Data items:
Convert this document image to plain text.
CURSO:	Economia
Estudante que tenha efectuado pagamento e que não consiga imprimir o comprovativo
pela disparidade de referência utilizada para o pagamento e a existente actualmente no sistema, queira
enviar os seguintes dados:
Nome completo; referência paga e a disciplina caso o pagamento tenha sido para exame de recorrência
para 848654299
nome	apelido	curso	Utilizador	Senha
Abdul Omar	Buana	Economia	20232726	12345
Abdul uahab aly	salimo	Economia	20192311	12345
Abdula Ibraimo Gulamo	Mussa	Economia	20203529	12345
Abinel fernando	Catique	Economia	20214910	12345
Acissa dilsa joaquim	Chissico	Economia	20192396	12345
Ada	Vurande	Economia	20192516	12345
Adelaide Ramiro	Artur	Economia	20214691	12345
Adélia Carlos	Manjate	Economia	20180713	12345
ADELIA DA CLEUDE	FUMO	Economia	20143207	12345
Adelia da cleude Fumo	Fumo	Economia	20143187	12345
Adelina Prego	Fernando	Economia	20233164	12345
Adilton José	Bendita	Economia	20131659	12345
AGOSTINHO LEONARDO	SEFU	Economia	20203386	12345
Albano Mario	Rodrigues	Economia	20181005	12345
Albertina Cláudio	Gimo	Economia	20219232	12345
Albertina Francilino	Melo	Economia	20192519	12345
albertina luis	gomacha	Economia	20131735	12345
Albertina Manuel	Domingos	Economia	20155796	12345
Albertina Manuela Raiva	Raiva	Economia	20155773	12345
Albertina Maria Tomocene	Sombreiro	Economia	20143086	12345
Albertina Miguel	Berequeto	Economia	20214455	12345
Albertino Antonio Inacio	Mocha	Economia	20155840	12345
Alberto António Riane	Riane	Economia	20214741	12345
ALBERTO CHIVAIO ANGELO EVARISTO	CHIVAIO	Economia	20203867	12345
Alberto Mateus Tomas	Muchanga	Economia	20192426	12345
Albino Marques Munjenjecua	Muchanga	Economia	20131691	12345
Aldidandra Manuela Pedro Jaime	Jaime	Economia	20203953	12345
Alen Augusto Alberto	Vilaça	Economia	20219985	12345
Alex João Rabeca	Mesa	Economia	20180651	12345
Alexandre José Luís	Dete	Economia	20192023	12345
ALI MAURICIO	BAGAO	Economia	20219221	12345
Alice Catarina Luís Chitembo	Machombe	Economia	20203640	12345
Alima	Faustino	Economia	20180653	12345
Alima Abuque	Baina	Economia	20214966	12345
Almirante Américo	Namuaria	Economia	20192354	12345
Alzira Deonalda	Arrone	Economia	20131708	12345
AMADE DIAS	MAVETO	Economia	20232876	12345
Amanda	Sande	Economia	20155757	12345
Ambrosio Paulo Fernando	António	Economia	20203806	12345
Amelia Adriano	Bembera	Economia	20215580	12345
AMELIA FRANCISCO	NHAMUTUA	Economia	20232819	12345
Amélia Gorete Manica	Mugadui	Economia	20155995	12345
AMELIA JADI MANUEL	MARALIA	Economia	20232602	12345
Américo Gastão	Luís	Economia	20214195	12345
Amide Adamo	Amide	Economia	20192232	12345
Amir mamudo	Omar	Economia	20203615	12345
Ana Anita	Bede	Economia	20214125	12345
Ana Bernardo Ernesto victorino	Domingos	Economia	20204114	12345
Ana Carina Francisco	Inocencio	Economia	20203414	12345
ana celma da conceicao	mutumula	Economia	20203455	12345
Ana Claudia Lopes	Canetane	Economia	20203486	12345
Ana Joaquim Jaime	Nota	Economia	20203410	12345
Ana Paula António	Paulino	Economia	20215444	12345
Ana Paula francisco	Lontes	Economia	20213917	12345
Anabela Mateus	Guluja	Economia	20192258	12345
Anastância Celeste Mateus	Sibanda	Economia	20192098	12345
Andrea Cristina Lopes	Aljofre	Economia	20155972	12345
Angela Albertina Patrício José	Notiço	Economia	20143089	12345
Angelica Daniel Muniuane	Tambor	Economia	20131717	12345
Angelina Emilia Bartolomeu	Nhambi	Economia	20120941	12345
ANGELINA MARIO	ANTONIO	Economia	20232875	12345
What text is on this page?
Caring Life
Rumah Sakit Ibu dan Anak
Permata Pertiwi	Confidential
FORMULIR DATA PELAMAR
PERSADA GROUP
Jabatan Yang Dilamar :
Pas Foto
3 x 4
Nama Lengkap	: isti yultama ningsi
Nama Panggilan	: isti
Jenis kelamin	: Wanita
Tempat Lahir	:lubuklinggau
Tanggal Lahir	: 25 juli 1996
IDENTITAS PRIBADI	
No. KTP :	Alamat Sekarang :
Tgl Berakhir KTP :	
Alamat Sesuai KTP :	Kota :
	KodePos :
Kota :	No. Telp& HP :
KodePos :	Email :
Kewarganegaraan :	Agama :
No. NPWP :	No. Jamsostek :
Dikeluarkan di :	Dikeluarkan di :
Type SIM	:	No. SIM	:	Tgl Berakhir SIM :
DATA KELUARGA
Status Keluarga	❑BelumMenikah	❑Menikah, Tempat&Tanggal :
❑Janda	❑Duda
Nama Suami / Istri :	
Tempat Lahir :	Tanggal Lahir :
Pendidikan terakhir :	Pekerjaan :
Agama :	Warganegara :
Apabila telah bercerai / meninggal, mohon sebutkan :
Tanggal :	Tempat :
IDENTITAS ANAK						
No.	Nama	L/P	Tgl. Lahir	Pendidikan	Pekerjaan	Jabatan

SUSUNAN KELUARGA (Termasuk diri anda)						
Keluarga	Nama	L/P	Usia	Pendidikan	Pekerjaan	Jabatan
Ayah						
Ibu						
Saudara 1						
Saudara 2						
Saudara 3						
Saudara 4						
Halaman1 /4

EXERCISE AIM. Tally the lines of the data that hold the string "Pendidikan". Answer with the number and nothing more.

PROBLEM SOLUTION. 3